▼

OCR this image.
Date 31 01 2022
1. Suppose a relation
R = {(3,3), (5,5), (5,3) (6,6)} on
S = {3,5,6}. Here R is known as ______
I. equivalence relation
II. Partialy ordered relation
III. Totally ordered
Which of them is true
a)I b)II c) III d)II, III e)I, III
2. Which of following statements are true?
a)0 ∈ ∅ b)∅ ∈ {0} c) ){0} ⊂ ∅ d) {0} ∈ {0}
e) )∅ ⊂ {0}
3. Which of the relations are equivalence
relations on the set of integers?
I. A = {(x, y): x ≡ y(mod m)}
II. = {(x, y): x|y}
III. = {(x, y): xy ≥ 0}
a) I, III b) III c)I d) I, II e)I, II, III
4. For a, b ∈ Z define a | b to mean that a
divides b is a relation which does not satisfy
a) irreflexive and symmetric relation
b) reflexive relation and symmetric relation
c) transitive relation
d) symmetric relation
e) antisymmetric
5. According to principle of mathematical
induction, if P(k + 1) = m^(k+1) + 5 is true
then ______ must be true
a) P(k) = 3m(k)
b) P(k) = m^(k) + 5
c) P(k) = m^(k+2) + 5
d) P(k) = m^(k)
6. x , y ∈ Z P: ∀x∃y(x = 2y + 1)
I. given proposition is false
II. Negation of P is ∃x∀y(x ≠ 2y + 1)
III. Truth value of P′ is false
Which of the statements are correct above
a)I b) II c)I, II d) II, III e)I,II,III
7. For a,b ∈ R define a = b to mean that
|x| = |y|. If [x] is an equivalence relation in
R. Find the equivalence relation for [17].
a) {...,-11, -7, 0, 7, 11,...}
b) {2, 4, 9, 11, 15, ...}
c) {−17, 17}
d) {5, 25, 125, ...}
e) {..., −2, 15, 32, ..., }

▲
▼

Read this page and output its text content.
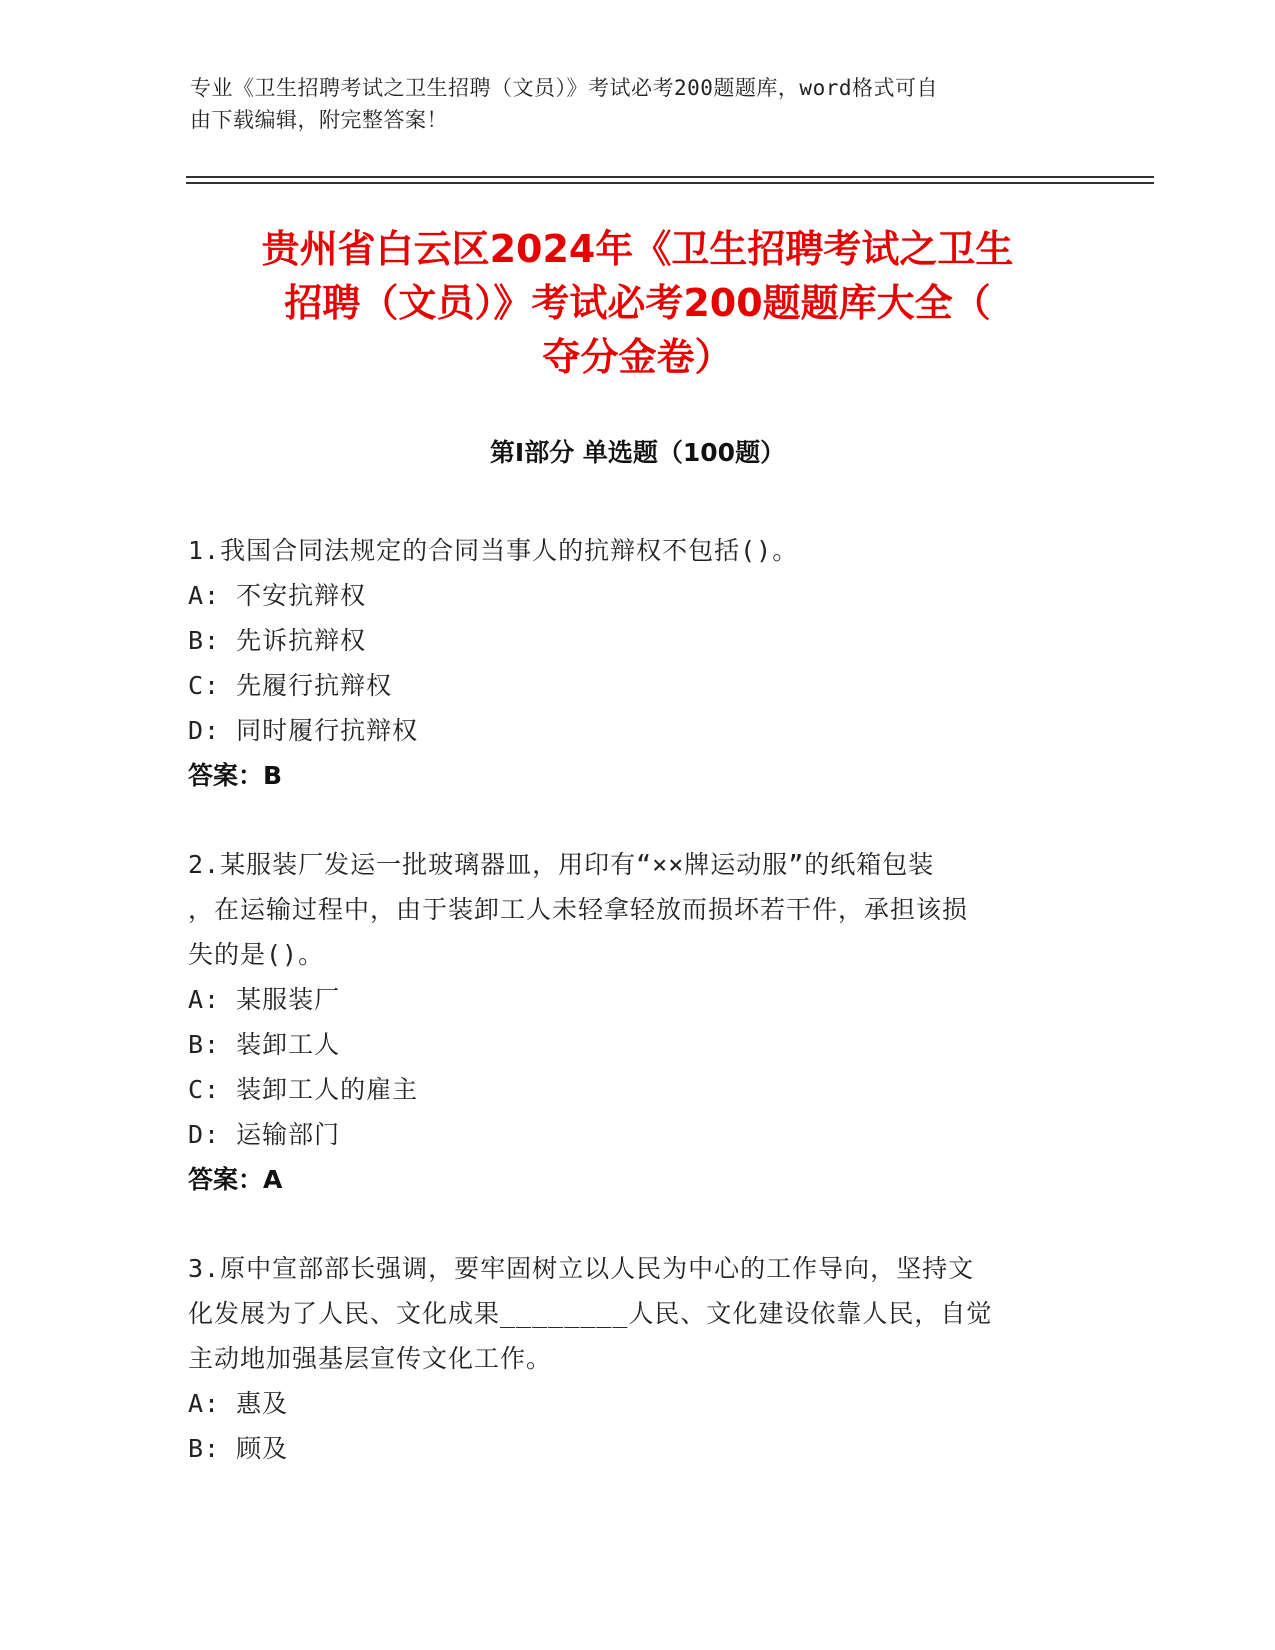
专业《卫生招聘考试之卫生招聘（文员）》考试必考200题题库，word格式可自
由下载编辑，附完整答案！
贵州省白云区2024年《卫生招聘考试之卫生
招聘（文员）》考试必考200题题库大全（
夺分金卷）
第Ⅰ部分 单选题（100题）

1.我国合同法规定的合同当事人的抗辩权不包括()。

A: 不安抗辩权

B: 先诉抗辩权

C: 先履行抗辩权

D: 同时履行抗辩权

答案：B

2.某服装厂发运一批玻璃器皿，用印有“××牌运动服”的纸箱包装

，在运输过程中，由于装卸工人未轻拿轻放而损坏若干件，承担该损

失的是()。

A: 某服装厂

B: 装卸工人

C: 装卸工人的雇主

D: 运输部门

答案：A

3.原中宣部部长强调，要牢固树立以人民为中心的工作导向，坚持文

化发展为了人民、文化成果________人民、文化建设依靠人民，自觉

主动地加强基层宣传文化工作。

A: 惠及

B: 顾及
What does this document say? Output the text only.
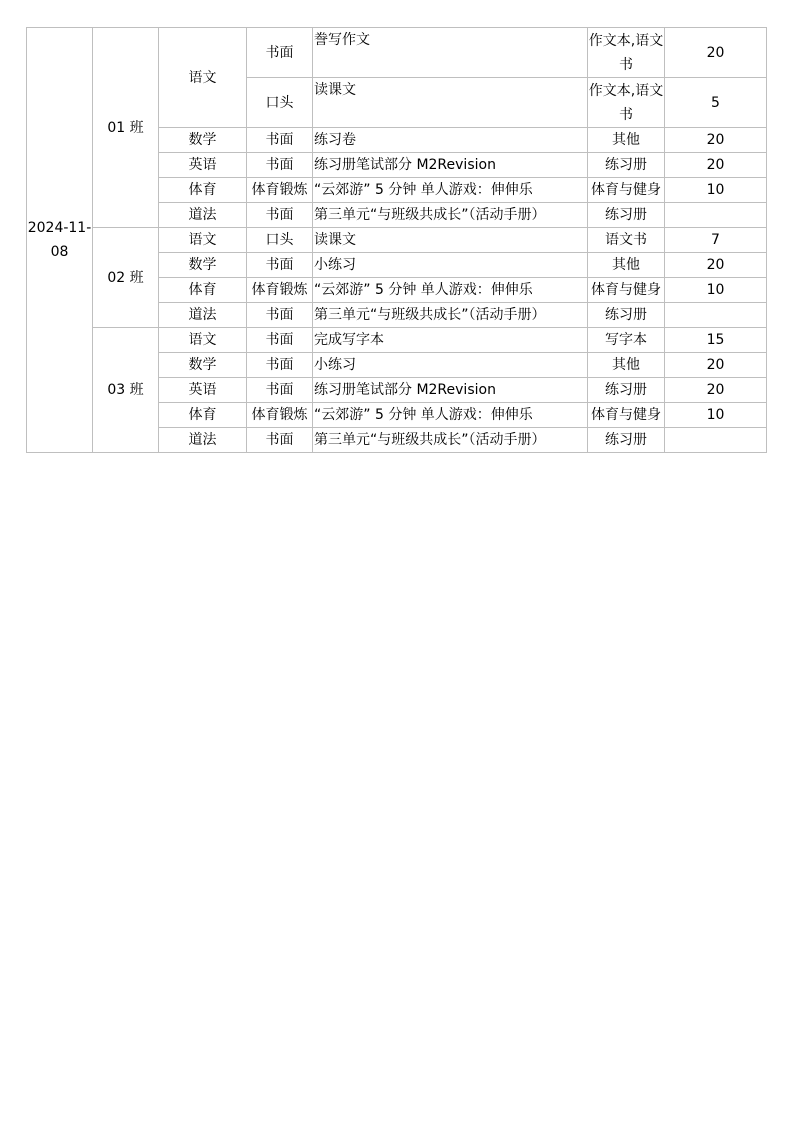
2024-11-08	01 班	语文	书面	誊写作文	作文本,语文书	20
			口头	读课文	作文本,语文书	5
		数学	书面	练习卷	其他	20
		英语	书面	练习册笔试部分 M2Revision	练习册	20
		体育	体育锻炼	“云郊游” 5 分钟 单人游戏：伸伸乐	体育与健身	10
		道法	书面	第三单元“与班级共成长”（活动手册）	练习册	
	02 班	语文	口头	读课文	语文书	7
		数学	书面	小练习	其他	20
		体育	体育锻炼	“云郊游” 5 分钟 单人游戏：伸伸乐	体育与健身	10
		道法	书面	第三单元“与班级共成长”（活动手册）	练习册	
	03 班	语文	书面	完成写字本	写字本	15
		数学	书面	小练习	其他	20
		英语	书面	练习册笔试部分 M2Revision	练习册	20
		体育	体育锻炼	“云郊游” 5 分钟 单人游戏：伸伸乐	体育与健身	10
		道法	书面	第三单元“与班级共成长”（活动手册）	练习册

▲
▼

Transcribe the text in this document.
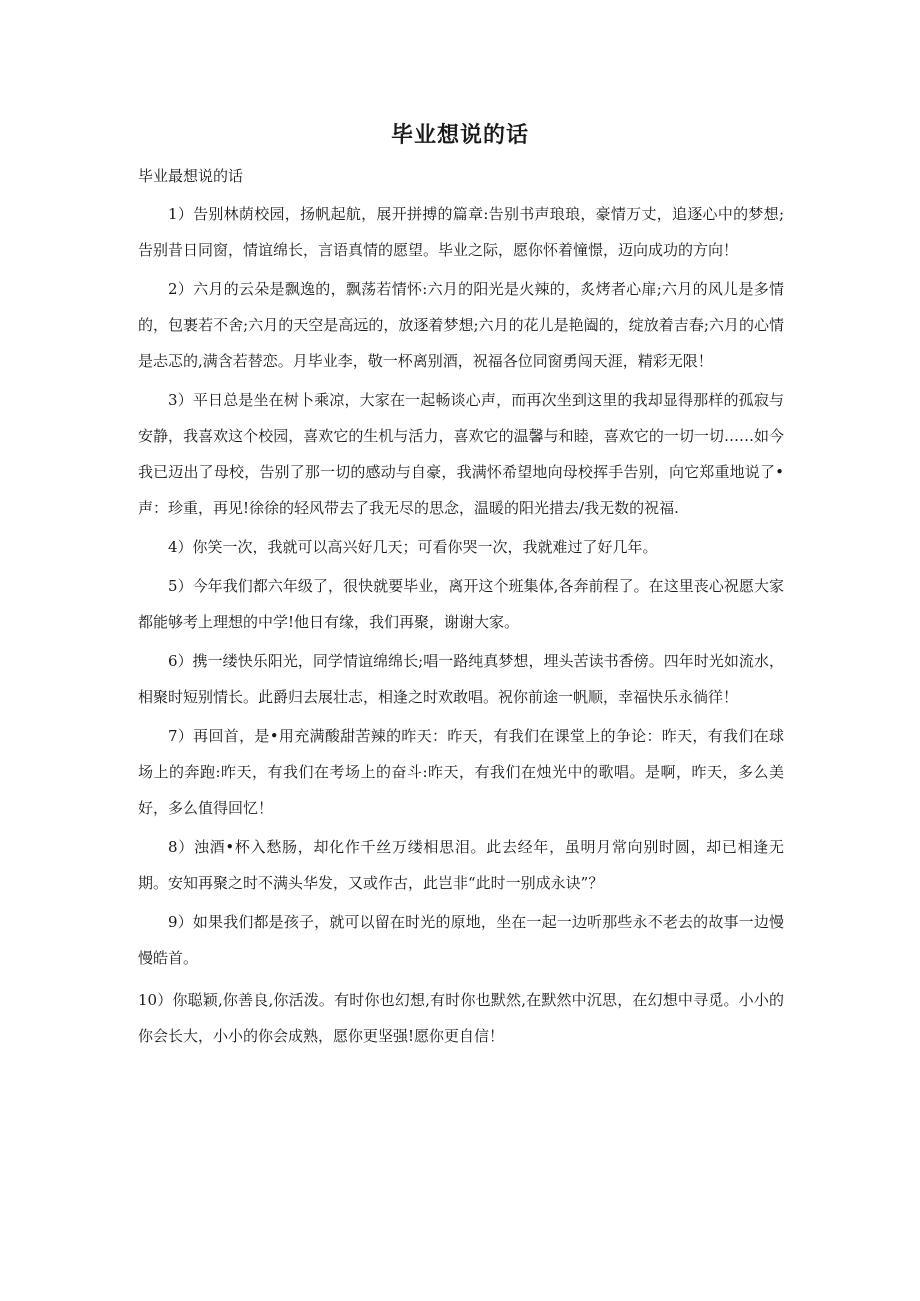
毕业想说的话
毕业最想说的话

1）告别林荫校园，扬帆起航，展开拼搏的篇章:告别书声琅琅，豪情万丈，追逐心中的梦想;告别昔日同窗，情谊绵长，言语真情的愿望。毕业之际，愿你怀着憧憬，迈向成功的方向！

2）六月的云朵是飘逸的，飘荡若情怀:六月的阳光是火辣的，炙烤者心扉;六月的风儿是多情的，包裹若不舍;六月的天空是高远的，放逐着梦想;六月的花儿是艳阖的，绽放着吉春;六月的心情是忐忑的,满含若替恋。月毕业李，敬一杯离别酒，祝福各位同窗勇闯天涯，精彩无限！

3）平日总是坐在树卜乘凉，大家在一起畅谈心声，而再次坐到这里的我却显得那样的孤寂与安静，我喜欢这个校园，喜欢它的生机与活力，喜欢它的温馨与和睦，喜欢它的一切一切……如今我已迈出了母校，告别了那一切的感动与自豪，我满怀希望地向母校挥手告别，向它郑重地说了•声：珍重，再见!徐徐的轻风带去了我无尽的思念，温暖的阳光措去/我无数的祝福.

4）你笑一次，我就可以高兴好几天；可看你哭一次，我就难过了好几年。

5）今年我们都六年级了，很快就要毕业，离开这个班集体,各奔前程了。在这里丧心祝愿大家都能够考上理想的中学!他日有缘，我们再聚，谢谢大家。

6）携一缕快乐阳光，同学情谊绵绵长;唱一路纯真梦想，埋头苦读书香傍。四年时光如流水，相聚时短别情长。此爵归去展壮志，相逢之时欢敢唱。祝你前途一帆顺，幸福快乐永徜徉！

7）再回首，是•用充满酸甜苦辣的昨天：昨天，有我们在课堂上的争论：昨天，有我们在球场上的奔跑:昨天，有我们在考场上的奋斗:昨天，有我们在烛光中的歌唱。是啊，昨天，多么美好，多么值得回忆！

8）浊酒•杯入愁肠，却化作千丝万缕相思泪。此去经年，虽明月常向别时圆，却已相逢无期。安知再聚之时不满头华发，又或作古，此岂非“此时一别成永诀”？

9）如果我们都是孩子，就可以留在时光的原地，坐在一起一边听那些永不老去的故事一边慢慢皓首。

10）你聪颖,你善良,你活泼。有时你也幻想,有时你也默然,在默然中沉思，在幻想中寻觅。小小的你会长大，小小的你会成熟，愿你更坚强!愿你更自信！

▲

→ **WHAT IS ASKED**
State how many lines of the listing above hold the word "does", with nothing but the number.

→ **CORRECT ANSWER**
2